● **BRIEF**: Pull every line containing "filter" from the entries.

'''

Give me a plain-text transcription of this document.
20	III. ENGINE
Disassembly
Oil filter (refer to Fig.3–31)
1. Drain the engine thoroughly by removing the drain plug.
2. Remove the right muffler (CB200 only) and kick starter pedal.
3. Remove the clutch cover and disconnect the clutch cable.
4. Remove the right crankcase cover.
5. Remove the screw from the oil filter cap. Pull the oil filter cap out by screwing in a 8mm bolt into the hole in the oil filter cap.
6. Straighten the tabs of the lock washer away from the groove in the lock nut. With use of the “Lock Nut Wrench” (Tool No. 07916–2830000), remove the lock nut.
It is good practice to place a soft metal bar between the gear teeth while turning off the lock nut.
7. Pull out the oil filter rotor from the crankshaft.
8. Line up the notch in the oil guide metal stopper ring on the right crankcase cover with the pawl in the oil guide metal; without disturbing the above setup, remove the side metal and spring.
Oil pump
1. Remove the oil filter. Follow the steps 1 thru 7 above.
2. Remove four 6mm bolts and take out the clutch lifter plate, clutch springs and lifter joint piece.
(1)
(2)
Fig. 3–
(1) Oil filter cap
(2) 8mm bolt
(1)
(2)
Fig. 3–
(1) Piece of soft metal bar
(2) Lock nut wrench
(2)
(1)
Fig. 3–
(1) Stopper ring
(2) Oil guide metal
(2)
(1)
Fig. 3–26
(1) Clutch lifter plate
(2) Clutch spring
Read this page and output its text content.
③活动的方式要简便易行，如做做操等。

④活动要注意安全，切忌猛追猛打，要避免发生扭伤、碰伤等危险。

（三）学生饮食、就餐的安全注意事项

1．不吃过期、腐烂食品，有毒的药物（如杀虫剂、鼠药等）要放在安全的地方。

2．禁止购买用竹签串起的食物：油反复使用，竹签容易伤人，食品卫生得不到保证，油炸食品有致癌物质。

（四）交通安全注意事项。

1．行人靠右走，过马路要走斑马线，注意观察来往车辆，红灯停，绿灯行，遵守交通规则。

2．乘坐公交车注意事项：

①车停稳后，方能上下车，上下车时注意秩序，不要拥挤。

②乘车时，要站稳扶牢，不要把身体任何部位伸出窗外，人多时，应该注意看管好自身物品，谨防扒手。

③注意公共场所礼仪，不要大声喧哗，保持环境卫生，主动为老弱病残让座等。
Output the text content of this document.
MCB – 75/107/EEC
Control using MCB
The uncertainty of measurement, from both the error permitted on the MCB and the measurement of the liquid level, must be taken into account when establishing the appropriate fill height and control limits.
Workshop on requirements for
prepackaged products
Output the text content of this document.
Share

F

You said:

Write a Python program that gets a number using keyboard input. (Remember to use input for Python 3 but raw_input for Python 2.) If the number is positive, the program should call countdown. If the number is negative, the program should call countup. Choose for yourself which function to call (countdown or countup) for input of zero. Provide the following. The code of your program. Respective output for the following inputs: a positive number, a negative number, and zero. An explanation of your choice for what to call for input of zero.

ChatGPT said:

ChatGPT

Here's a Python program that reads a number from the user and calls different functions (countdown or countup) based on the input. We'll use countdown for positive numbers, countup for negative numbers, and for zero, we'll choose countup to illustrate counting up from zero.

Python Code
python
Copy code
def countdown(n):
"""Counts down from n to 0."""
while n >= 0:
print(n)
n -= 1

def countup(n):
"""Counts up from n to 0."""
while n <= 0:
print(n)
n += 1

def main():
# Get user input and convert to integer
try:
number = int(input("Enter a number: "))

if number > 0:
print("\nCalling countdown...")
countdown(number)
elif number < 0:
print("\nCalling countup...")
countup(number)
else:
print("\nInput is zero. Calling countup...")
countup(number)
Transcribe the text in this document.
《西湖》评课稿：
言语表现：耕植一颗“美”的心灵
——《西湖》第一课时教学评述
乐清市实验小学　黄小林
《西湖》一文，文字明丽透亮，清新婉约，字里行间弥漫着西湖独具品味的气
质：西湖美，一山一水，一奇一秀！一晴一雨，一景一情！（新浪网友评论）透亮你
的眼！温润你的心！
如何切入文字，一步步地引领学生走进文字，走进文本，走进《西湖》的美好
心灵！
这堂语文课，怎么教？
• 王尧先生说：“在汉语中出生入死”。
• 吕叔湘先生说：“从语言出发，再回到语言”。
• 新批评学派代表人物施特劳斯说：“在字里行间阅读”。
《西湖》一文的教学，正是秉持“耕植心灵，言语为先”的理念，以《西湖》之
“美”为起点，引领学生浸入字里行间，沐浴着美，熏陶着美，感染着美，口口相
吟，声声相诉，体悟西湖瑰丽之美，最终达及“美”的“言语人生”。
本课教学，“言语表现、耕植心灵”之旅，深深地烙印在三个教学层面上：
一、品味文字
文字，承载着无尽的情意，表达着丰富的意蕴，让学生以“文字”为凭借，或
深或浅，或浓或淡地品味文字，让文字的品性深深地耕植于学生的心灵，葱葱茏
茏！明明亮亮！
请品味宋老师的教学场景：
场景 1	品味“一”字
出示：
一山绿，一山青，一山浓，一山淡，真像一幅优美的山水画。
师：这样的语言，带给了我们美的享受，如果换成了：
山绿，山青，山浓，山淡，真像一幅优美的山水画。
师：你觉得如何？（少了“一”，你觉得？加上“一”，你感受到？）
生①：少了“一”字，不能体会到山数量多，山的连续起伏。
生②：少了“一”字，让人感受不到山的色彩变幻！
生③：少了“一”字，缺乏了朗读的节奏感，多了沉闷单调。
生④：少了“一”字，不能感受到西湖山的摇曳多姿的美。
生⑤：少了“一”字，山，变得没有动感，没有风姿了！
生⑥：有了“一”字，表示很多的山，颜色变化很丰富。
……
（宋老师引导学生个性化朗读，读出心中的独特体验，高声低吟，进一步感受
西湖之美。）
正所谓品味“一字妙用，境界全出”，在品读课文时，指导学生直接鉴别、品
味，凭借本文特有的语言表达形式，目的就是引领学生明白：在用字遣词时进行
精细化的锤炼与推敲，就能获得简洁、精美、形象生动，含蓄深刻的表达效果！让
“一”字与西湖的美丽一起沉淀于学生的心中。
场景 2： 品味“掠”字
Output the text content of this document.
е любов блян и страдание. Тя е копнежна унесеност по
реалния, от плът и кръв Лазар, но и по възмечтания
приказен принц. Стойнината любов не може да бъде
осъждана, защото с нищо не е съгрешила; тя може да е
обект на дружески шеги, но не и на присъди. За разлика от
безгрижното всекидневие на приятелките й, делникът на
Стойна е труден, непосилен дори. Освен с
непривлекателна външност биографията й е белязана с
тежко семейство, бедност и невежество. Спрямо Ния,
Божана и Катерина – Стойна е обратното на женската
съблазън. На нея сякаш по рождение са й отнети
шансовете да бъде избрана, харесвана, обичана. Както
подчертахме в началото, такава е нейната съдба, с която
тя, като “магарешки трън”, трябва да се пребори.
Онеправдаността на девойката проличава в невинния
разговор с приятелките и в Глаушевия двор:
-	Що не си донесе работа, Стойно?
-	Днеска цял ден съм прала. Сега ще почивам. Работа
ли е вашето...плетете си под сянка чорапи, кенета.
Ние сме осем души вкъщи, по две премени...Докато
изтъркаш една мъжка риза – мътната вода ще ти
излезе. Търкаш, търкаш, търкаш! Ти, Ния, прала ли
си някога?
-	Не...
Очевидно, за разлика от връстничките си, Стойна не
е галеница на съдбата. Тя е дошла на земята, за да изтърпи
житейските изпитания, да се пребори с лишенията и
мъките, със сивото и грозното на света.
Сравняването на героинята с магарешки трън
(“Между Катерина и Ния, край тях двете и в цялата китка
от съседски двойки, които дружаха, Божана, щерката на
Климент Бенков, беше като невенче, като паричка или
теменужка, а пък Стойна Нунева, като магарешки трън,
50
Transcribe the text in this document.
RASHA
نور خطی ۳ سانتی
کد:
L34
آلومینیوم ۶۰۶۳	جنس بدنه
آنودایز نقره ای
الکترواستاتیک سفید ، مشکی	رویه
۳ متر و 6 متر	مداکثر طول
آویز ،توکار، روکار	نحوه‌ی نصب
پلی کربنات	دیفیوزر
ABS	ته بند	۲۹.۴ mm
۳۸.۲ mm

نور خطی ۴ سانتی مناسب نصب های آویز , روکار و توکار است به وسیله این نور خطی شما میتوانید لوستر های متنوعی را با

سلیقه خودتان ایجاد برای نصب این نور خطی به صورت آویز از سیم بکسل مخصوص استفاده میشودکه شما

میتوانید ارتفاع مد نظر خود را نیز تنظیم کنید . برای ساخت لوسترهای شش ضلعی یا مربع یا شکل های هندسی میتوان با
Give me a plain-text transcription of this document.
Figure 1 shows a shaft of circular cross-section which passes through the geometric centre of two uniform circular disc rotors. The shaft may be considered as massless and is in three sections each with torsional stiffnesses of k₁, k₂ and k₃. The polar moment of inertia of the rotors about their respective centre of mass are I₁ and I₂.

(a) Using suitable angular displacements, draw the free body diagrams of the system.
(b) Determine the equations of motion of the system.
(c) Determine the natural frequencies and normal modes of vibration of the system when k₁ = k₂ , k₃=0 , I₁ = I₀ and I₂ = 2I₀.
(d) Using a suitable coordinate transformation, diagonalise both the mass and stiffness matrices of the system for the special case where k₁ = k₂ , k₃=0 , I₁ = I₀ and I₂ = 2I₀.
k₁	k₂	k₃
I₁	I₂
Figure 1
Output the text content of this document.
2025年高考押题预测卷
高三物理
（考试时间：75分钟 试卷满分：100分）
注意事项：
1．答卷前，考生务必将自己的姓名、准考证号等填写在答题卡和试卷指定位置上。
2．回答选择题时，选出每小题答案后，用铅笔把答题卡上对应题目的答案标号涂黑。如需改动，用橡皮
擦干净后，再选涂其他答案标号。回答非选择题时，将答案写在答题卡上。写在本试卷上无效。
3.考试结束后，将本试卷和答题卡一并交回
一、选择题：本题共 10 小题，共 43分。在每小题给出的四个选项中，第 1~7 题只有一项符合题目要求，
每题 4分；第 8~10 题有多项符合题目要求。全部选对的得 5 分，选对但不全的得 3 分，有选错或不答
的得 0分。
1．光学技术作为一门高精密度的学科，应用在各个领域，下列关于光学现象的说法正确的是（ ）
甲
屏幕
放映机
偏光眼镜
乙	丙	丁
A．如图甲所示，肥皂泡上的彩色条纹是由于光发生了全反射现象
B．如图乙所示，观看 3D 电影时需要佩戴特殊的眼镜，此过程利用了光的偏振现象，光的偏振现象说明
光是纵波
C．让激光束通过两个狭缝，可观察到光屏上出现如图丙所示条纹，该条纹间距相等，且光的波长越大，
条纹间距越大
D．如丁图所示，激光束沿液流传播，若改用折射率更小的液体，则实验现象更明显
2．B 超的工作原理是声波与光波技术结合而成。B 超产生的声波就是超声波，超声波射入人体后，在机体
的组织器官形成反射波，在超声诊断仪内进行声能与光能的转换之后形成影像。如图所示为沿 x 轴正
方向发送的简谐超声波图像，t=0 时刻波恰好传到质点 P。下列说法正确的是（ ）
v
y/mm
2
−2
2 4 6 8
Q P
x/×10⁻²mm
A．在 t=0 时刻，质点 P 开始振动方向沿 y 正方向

'''

● **TASK ANSWER**:
Oil filter (refer to Fig.3–31)
5. Remove the screw from the oil filter cap. Pull the oil filter cap out by screwing in a 8mm bolt into the hole in the oil filter cap.
7. Pull out the oil filter rotor from the crankshaft.
1. Remove the oil filter. Follow the steps 1 thru 7 above.
(1) Oil filter cap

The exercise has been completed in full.